• REQUIRED TASK
Reproduce the rows below with every "connection-marker" renamed to "link-dot", changing nothing else.

• EXERCISE MATERIALS
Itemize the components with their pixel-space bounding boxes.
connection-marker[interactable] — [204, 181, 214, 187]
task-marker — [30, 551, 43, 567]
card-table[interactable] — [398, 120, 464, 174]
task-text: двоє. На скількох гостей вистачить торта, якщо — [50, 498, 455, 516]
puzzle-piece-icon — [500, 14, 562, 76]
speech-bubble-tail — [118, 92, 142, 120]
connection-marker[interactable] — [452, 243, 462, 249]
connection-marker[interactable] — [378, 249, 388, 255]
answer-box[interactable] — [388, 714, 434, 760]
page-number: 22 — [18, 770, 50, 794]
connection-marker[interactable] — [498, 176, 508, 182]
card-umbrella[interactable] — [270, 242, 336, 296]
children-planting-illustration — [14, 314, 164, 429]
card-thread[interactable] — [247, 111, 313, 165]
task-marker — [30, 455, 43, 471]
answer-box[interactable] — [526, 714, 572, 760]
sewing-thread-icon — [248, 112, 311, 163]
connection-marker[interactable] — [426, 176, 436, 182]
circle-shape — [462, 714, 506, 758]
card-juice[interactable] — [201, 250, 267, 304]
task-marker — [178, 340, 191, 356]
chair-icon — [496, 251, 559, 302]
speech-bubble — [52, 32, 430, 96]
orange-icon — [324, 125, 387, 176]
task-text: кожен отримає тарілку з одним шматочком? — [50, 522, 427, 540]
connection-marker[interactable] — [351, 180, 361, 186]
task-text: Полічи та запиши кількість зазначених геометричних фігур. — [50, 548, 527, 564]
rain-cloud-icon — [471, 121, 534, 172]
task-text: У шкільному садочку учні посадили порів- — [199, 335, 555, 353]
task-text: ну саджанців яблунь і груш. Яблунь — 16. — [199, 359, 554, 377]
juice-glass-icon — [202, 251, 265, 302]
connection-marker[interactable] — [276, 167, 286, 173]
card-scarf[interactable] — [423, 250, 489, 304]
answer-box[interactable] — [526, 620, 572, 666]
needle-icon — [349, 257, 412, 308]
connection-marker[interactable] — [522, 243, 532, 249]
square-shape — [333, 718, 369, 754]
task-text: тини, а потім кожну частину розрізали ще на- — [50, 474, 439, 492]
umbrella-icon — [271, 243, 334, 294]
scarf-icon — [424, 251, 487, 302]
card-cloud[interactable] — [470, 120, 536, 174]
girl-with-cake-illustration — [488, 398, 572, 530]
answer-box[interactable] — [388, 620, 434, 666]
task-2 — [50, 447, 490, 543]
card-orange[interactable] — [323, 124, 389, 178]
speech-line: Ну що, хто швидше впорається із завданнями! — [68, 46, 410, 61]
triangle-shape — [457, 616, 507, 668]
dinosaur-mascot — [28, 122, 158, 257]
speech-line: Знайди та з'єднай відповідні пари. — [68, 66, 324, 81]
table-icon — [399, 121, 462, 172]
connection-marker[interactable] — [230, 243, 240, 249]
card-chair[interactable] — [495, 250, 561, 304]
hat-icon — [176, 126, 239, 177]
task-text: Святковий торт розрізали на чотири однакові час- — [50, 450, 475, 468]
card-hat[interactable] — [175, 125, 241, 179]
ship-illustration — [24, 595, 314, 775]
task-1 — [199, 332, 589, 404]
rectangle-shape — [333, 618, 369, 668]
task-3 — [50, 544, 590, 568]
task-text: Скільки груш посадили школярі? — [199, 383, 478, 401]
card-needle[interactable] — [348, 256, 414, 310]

• REPLY
Itemize the components with their pixel-space bounding boxes.
link-dot[interactable] — [204, 181, 214, 187]
task-marker — [30, 551, 43, 567]
card-table[interactable] — [398, 120, 464, 174]
task-text: двоє. На скількох гостей вистачить торта, якщо — [50, 498, 455, 516]
puzzle-piece-icon — [500, 14, 562, 76]
speech-bubble-tail — [118, 92, 142, 120]
link-dot[interactable] — [452, 243, 462, 249]
link-dot[interactable] — [378, 249, 388, 255]
answer-box[interactable] — [388, 714, 434, 760]
page-number: 22 — [18, 770, 50, 794]
link-dot[interactable] — [498, 176, 508, 182]
card-umbrella[interactable] — [270, 242, 336, 296]
children-planting-illustration — [14, 314, 164, 429]
card-thread[interactable] — [247, 111, 313, 165]
task-marker — [30, 455, 43, 471]
answer-box[interactable] — [526, 714, 572, 760]
sewing-thread-icon — [248, 112, 311, 163]
link-dot[interactable] — [426, 176, 436, 182]
circle-shape — [462, 714, 506, 758]
card-juice[interactable] — [201, 250, 267, 304]
task-marker — [178, 340, 191, 356]
chair-icon — [496, 251, 559, 302]
speech-bubble — [52, 32, 430, 96]
orange-icon — [324, 125, 387, 176]
task-text: кожен отримає тарілку з одним шматочком? — [50, 522, 427, 540]
link-dot[interactable] — [351, 180, 361, 186]
task-text: Полічи та запиши кількість зазначених геометричних фігур. — [50, 548, 527, 564]
rain-cloud-icon — [471, 121, 534, 172]
task-text: У шкільному садочку учні посадили порів- — [199, 335, 555, 353]
task-text: ну саджанців яблунь і груш. Яблунь — 16. — [199, 359, 554, 377]
juice-glass-icon — [202, 251, 265, 302]
link-dot[interactable] — [276, 167, 286, 173]
card-scarf[interactable] — [423, 250, 489, 304]
answer-box[interactable] — [526, 620, 572, 666]
needle-icon — [349, 257, 412, 308]
link-dot[interactable] — [522, 243, 532, 249]
square-shape — [333, 718, 369, 754]
task-text: тини, а потім кожну частину розрізали ще на- — [50, 474, 439, 492]
umbrella-icon — [271, 243, 334, 294]
scarf-icon — [424, 251, 487, 302]
card-cloud[interactable] — [470, 120, 536, 174]
girl-with-cake-illustration — [488, 398, 572, 530]
answer-box[interactable] — [388, 620, 434, 666]
task-2 — [50, 447, 490, 543]
card-orange[interactable] — [323, 124, 389, 178]
speech-line: Ну що, хто швидше впорається із завданнями! — [68, 46, 410, 61]
triangle-shape — [457, 616, 507, 668]
dinosaur-mascot — [28, 122, 158, 257]
speech-line: Знайди та з'єднай відповідні пари. — [68, 66, 324, 81]
table-icon — [399, 121, 462, 172]
link-dot[interactable] — [230, 243, 240, 249]
card-chair[interactable] — [495, 250, 561, 304]
hat-icon — [176, 126, 239, 177]
task-text: Святковий торт розрізали на чотири однакові час- — [50, 450, 475, 468]
card-hat[interactable] — [175, 125, 241, 179]
ship-illustration — [24, 595, 314, 775]
task-1 — [199, 332, 589, 404]
rectangle-shape — [333, 618, 369, 668]
task-3 — [50, 544, 590, 568]
task-text: Скільки груш посадили школярі? — [199, 383, 478, 401]
card-needle[interactable] — [348, 256, 414, 310]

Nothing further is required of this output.